▶ **JOB**
Output all of the data below exactly as given.

▶ **RECORDS FOR THE EXERCISE**
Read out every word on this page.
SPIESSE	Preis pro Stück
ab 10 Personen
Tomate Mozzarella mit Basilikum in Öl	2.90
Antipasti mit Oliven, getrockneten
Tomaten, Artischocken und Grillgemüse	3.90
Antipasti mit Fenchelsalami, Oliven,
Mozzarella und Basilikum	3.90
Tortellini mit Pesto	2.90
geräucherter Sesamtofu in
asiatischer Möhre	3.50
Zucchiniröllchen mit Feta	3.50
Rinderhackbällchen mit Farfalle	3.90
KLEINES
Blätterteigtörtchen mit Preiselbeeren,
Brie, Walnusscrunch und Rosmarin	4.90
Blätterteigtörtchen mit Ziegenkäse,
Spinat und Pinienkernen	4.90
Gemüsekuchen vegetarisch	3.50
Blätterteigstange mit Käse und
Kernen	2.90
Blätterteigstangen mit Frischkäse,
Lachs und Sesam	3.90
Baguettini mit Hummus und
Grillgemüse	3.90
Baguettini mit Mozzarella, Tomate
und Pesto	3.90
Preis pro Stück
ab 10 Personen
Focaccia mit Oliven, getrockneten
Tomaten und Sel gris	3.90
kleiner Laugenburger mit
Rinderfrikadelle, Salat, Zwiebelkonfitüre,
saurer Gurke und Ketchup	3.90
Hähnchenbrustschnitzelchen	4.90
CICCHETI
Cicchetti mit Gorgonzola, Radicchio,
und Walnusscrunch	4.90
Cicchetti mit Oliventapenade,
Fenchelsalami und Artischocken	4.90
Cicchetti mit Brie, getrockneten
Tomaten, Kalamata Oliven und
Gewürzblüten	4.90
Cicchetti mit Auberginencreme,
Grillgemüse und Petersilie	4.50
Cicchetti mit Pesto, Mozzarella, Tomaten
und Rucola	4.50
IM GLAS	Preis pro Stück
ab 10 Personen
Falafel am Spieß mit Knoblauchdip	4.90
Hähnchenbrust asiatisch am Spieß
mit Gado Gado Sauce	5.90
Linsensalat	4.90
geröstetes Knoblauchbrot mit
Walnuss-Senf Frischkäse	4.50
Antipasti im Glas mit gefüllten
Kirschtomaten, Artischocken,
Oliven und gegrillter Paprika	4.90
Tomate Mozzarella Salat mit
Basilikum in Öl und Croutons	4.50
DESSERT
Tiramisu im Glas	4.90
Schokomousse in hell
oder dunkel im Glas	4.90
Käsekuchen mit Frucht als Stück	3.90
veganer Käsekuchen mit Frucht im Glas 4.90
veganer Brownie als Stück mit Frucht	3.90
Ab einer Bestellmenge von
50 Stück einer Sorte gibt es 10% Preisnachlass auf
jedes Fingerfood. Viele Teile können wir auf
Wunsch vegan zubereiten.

▶ **SOLUTION TO THIS PROBLEM**
Read out every word on this page.
SPIESSE	Preis pro Stück
ab 10 Personen
Tomate Mozzarella mit Basilikum in Öl	2.90
Antipasti mit Oliven, getrockneten
Tomaten, Artischocken und Grillgemüse	3.90
Antipasti mit Fenchelsalami, Oliven,
Mozzarella und Basilikum	3.90
Tortellini mit Pesto	2.90
geräucherter Sesamtofu in
asiatischer Möhre	3.50
Zucchiniröllchen mit Feta	3.50
Rinderhackbällchen mit Farfalle	3.90
KLEINES
Blätterteigtörtchen mit Preiselbeeren,
Brie, Walnusscrunch und Rosmarin	4.90
Blätterteigtörtchen mit Ziegenkäse,
Spinat und Pinienkernen	4.90
Gemüsekuchen vegetarisch	3.50
Blätterteigstange mit Käse und
Kernen	2.90
Blätterteigstangen mit Frischkäse,
Lachs und Sesam	3.90
Baguettini mit Hummus und
Grillgemüse	3.90
Baguettini mit Mozzarella, Tomate
und Pesto	3.90
Preis pro Stück
ab 10 Personen
Focaccia mit Oliven, getrockneten
Tomaten und Sel gris	3.90
kleiner Laugenburger mit
Rinderfrikadelle, Salat, Zwiebelkonfitüre,
saurer Gurke und Ketchup	3.90
Hähnchenbrustschnitzelchen	4.90
CICCHETI
Cicchetti mit Gorgonzola, Radicchio,
und Walnusscrunch	4.90
Cicchetti mit Oliventapenade,
Fenchelsalami und Artischocken	4.90
Cicchetti mit Brie, getrockneten
Tomaten, Kalamata Oliven und
Gewürzblüten	4.90
Cicchetti mit Auberginencreme,
Grillgemüse und Petersilie	4.50
Cicchetti mit Pesto, Mozzarella, Tomaten
und Rucola	4.50
IM GLAS	Preis pro Stück
ab 10 Personen
Falafel am Spieß mit Knoblauchdip	4.90
Hähnchenbrust asiatisch am Spieß
mit Gado Gado Sauce	5.90
Linsensalat	4.90
geröstetes Knoblauchbrot mit
Walnuss-Senf Frischkäse	4.50
Antipasti im Glas mit gefüllten
Kirschtomaten, Artischocken,
Oliven und gegrillter Paprika	4.90
Tomate Mozzarella Salat mit
Basilikum in Öl und Croutons	4.50
DESSERT
Tiramisu im Glas	4.90
Schokomousse in hell
oder dunkel im Glas	4.90
Käsekuchen mit Frucht als Stück	3.90
veganer Käsekuchen mit Frucht im Glas 4.90
veganer Brownie als Stück mit Frucht	3.90
Ab einer Bestellmenge von
50 Stück einer Sorte gibt es 10% Preisnachlass auf
jedes Fingerfood. Viele Teile können wir auf
Wunsch vegan zubereiten.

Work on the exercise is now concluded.